### Requirements
Print the listing below in its entirety, character for character.

### Material for this exercise
☆ ☆ ☆
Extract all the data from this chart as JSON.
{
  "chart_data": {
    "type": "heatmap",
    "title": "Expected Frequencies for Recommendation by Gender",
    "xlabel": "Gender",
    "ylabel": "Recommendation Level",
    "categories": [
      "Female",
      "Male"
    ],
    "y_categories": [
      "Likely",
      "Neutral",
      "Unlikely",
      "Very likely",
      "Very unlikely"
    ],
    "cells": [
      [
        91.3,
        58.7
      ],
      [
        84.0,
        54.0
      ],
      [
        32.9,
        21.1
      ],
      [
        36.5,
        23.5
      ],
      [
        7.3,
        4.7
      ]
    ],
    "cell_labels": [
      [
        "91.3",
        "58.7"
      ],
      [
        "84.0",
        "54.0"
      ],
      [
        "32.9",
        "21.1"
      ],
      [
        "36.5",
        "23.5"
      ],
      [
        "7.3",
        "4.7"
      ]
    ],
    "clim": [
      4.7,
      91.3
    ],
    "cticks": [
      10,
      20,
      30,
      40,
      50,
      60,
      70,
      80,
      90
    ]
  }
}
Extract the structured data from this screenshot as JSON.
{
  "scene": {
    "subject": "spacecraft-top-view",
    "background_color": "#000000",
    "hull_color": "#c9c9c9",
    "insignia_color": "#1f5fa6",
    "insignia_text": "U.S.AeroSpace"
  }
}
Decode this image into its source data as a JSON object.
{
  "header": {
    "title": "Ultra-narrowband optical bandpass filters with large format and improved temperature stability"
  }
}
☆ ☆ ☆
### Reply to the exercise
Extract all the data from this chart as JSON.
{
  "chart_data": {
    "type": "heatmap",
    "title": "Expected Frequencies for Recommendation by Gender",
    "xlabel": "Gender",
    "ylabel": "Recommendation Level",
    "categories": [
      "Female",
      "Male"
    ],
    "y_categories": [
      "Likely",
      "Neutral",
      "Unlikely",
      "Very likely",
      "Very unlikely"
    ],
    "cells": [
      [
        91.3,
        58.7
      ],
      [
        84.0,
        54.0
      ],
      [
        32.9,
        21.1
      ],
      [
        36.5,
        23.5
      ],
      [
        7.3,
        4.7
      ]
    ],
    "cell_labels": [
      [
        "91.3",
        "58.7"
      ],
      [
        "84.0",
        "54.0"
      ],
      [
        "32.9",
        "21.1"
      ],
      [
        "36.5",
        "23.5"
      ],
      [
        "7.3",
        "4.7"
      ]
    ],
    "clim": [
      4.7,
      91.3
    ],
    "cticks": [
      10,
      20,
      30,
      40,
      50,
      60,
      70,
      80,
      90
    ]
  }
}
Extract the structured data from this screenshot as JSON.
{
  "scene": {
    "subject": "spacecraft-top-view",
    "background_color": "#000000",
    "hull_color": "#c9c9c9",
    "insignia_color": "#1f5fa6",
    "insignia_text": "U.S.AeroSpace"
  }
}
Decode this image into its source data as a JSON object.
{
  "header": {
    "title": "Ultra-narrowband optical bandpass filters with large format and improved temperature stability"
  }
}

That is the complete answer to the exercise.